### WRITTEN INSTRUCTION
Starting at the line that contains "Localize each UI" and stopping after the line that contains "size-value[interactable]: 3 —", rewrite those lines as a numbered list, dropping any blank lines.

* Start DATASET EXCERPTS *

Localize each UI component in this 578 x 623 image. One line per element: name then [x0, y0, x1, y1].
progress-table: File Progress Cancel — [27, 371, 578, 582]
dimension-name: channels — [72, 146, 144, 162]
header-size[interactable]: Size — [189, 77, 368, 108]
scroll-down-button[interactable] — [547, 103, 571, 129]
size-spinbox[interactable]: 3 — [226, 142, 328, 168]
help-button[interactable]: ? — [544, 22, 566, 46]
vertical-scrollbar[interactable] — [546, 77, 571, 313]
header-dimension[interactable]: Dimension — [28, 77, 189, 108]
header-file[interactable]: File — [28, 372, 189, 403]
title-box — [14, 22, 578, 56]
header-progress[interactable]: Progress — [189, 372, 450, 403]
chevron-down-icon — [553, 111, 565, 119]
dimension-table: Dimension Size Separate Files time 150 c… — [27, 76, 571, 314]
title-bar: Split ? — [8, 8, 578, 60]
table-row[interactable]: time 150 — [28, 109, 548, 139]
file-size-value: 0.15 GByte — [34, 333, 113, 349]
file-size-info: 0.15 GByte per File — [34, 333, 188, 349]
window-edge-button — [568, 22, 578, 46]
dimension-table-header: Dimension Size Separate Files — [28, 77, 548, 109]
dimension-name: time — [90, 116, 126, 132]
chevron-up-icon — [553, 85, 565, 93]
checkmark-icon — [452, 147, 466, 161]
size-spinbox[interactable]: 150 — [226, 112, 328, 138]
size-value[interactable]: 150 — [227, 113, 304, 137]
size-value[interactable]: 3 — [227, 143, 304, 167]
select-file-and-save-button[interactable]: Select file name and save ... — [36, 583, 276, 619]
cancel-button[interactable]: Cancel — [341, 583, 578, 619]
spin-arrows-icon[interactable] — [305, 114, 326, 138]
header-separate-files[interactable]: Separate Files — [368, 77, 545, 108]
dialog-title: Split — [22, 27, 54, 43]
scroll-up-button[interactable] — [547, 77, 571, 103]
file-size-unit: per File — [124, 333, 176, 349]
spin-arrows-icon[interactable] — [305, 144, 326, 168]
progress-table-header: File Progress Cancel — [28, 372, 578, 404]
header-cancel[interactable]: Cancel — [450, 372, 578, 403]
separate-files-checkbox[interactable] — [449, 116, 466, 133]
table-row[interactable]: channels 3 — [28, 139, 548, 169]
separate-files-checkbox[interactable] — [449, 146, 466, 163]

* End DATASET EXCERPTS *
* Start DATASET EXCERPTS *

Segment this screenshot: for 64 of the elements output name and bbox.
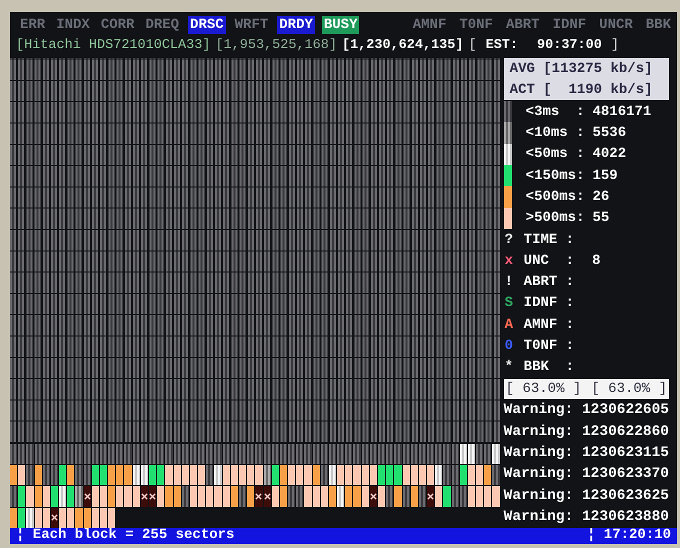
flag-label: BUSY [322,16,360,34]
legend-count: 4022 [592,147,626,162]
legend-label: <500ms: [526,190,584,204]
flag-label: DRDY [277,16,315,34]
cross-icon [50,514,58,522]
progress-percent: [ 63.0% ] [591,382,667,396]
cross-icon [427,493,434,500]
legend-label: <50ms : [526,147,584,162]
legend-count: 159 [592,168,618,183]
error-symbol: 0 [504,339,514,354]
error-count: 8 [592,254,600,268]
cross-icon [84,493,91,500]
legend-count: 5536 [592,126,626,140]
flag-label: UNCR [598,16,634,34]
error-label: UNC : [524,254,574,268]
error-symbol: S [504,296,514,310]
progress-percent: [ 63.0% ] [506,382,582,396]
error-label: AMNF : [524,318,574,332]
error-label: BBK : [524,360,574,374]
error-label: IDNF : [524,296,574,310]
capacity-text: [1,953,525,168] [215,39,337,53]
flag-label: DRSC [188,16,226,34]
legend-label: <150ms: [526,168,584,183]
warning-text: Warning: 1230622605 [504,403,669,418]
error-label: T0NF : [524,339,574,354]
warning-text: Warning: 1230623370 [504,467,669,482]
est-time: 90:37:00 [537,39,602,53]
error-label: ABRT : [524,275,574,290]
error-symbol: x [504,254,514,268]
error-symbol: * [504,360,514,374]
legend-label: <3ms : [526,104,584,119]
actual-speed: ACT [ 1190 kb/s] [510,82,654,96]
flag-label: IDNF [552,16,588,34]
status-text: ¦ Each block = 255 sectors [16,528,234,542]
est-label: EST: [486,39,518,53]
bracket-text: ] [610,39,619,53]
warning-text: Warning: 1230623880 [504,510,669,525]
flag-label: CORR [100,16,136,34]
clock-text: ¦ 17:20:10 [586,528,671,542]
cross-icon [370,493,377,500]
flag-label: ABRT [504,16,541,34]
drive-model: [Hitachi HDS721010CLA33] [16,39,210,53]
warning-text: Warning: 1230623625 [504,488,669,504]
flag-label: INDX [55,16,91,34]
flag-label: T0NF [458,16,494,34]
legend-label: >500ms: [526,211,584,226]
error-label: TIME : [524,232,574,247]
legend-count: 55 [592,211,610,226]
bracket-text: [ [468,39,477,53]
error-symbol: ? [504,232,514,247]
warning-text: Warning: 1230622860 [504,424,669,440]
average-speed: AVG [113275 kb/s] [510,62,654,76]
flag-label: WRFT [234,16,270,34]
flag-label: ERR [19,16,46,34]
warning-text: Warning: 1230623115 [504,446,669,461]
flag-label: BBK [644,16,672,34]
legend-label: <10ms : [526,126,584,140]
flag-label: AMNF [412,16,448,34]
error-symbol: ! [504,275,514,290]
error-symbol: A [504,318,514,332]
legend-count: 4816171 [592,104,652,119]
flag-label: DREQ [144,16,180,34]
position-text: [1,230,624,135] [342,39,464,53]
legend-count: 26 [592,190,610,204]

* End DATASET EXCERPTS *

### THE RESULT
1. Localize each UI component in this 578 x 623 image. One line per element: name then [x0, y0, x1, y1].
2. progress-table: File Progress Cancel — [27, 371, 578, 582]
3. dimension-name: channels — [72, 146, 144, 162]
4. header-size[interactable]: Size — [189, 77, 368, 108]
5. scroll-down-button[interactable] — [547, 103, 571, 129]
6. size-spinbox[interactable]: 3 — [226, 142, 328, 168]
7. help-button[interactable]: ? — [544, 22, 566, 46]
8. vertical-scrollbar[interactable] — [546, 77, 571, 313]
9. header-dimension[interactable]: Dimension — [28, 77, 189, 108]
10. header-file[interactable]: File — [28, 372, 189, 403]
11. title-box — [14, 22, 578, 56]
12. header-progress[interactable]: Progress — [189, 372, 450, 403]
13. chevron-down-icon — [553, 111, 565, 119]
14. dimension-table: Dimension Size Separate Files time 150 c… — [27, 76, 571, 314]
15. title-bar: Split ? — [8, 8, 578, 60]
16. table-row[interactable]: time 150 — [28, 109, 548, 139]
17. file-size-value: 0.15 GByte — [34, 333, 113, 349]
18. file-size-info: 0.15 GByte per File — [34, 333, 188, 349]
19. window-edge-button — [568, 22, 578, 46]
20. dimension-table-header: Dimension Size Separate Files — [28, 77, 548, 109]
21. dimension-name: time — [90, 116, 126, 132]
22. chevron-up-icon — [553, 85, 565, 93]
23. checkmark-icon — [452, 147, 466, 161]
24. size-spinbox[interactable]: 150 — [226, 112, 328, 138]
25. size-value[interactable]: 150 — [227, 113, 304, 137]
26. size-value[interactable]: 3 — [227, 143, 304, 167]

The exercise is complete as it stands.